Supplied material:
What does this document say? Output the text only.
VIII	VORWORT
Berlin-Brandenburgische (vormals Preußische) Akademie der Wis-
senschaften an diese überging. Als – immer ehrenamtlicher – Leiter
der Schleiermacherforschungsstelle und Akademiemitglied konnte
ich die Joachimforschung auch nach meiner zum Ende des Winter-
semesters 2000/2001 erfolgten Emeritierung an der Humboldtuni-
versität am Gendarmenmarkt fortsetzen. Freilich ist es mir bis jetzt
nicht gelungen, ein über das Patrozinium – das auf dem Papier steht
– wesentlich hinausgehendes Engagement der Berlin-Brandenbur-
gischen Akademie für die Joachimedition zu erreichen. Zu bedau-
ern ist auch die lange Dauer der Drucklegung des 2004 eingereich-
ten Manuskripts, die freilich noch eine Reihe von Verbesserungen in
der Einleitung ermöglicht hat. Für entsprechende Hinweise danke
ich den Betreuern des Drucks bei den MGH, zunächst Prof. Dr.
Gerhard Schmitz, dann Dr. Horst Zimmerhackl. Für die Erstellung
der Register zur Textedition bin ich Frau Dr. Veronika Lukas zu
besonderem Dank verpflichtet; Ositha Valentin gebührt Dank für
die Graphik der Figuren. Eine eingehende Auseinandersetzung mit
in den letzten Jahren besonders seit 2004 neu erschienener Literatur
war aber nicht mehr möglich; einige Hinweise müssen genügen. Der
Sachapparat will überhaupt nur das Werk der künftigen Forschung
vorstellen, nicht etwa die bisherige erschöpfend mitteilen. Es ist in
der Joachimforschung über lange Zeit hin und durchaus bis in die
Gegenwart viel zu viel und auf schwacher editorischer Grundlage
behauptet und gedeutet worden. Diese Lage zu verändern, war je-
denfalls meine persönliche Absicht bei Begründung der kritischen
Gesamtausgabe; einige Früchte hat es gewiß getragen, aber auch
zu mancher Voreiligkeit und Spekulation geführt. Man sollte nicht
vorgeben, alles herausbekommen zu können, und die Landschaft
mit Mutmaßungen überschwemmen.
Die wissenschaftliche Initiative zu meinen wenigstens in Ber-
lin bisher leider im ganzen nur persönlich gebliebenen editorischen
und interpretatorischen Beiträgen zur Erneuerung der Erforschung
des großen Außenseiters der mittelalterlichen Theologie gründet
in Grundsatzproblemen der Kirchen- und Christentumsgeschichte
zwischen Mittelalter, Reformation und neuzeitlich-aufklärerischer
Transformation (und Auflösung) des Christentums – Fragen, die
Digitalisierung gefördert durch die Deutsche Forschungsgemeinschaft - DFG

---

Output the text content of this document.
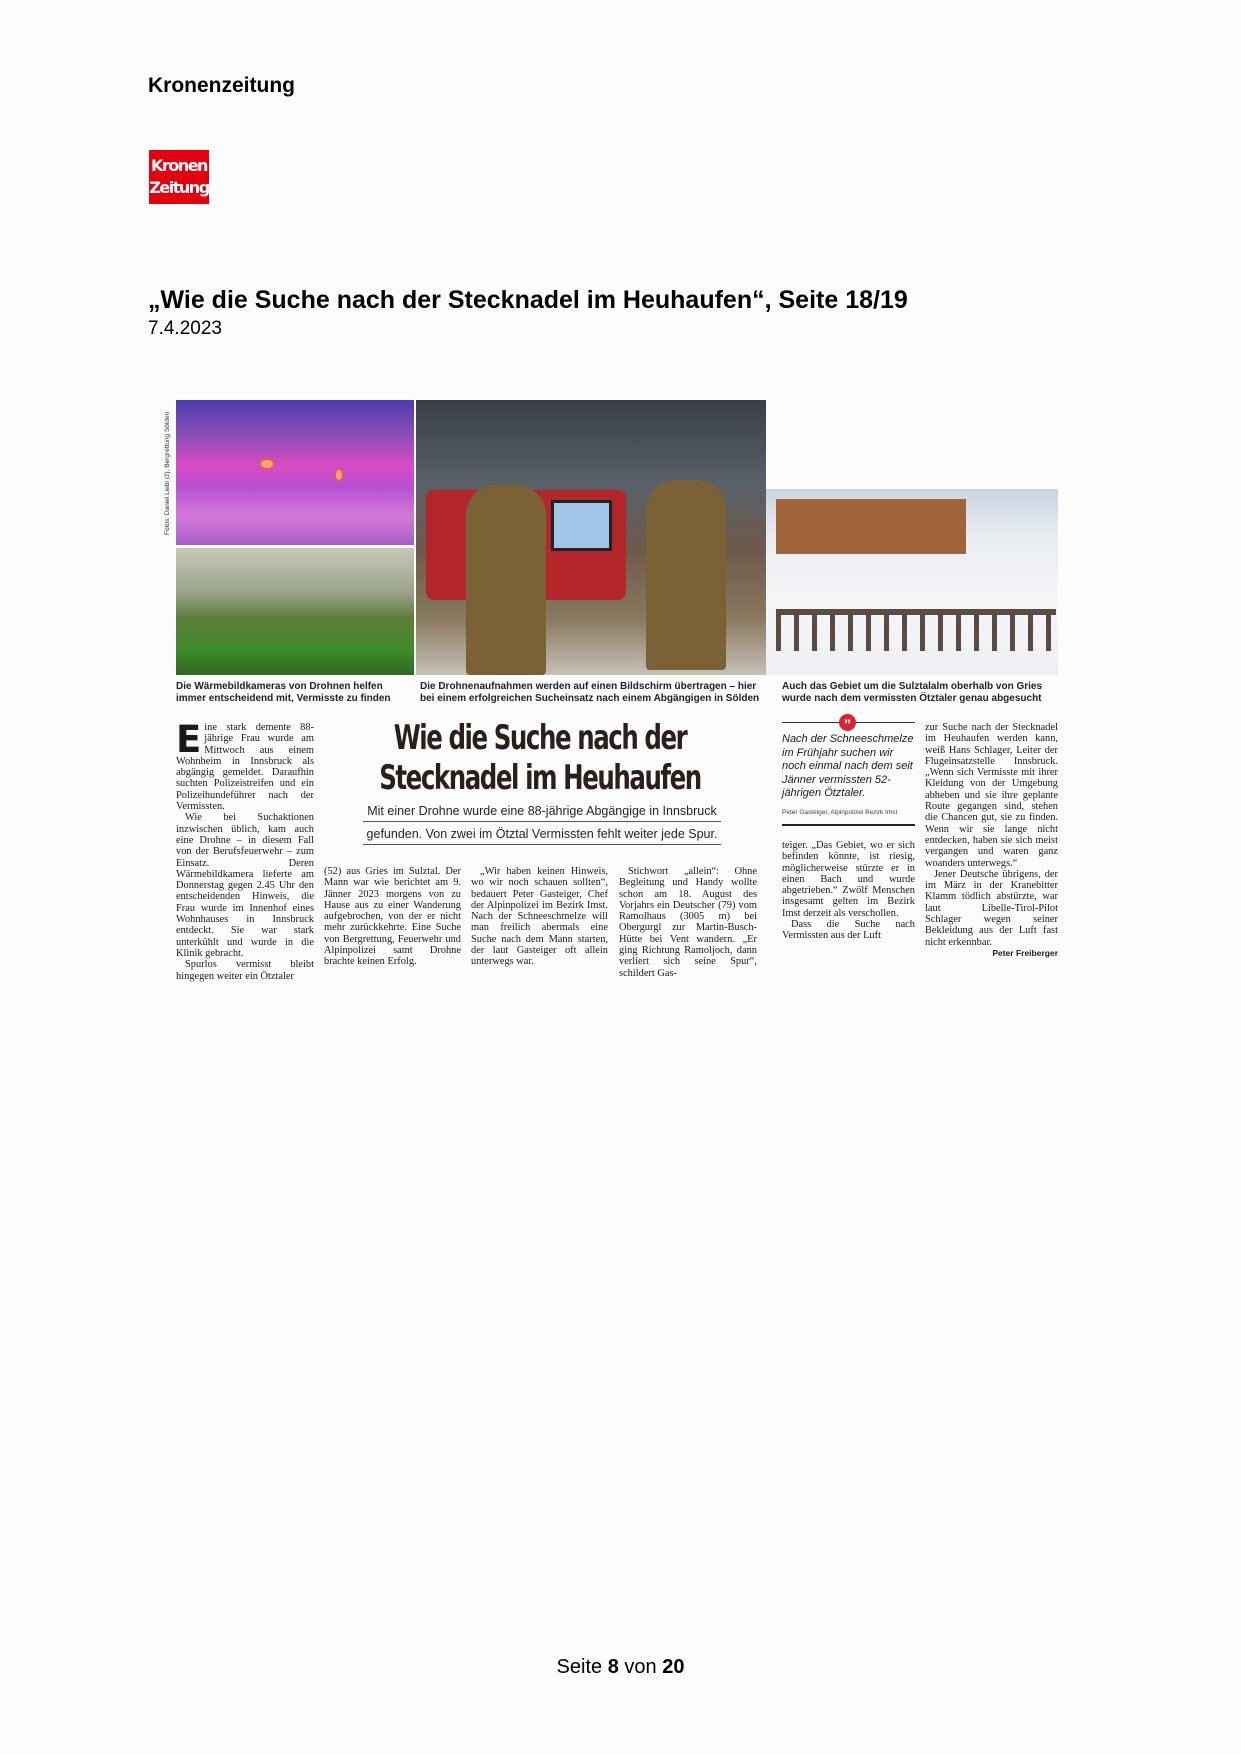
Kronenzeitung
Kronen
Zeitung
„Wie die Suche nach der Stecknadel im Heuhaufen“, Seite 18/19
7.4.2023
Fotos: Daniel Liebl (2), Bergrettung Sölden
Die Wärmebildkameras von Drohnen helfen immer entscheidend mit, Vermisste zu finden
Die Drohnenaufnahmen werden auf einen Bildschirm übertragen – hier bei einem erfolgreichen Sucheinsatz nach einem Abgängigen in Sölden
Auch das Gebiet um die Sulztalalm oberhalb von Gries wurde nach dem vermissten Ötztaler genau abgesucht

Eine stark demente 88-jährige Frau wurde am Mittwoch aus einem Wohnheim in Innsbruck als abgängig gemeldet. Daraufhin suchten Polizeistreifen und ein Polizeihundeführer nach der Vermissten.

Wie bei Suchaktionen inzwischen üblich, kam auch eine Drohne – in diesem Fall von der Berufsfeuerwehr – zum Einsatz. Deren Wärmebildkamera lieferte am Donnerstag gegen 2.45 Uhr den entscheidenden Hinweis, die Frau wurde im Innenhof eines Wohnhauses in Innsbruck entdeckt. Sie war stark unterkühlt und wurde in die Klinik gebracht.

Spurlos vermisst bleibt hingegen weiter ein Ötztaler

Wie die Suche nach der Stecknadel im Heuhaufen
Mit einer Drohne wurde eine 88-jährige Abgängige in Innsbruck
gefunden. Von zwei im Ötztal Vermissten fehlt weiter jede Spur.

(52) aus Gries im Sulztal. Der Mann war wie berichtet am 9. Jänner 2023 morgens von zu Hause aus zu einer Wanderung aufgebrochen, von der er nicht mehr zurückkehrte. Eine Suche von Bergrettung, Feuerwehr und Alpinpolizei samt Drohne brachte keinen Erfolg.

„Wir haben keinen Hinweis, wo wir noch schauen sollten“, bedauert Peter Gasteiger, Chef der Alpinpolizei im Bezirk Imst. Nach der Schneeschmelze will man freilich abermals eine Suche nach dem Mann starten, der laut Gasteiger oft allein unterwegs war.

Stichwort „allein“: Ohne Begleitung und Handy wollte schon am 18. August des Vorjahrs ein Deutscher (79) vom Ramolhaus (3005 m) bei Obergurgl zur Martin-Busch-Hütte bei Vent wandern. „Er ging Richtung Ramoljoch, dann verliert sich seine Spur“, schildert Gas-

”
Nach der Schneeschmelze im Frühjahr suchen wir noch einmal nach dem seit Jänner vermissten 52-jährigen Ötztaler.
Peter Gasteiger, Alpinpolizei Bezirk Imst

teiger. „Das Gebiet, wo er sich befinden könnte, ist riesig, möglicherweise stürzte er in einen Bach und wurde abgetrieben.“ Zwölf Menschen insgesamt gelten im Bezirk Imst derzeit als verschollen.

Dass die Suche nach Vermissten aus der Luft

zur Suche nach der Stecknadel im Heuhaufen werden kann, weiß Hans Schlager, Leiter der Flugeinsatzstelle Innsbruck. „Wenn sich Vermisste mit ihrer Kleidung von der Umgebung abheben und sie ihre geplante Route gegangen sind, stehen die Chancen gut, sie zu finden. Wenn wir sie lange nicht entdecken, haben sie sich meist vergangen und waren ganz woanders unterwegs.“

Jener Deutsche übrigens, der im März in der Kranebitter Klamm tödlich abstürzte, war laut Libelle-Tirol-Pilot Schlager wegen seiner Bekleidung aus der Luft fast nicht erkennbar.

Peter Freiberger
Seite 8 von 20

Problem statement: Determine the number of lines in the records that include the string "this", and respond with that number only.

Task output: 2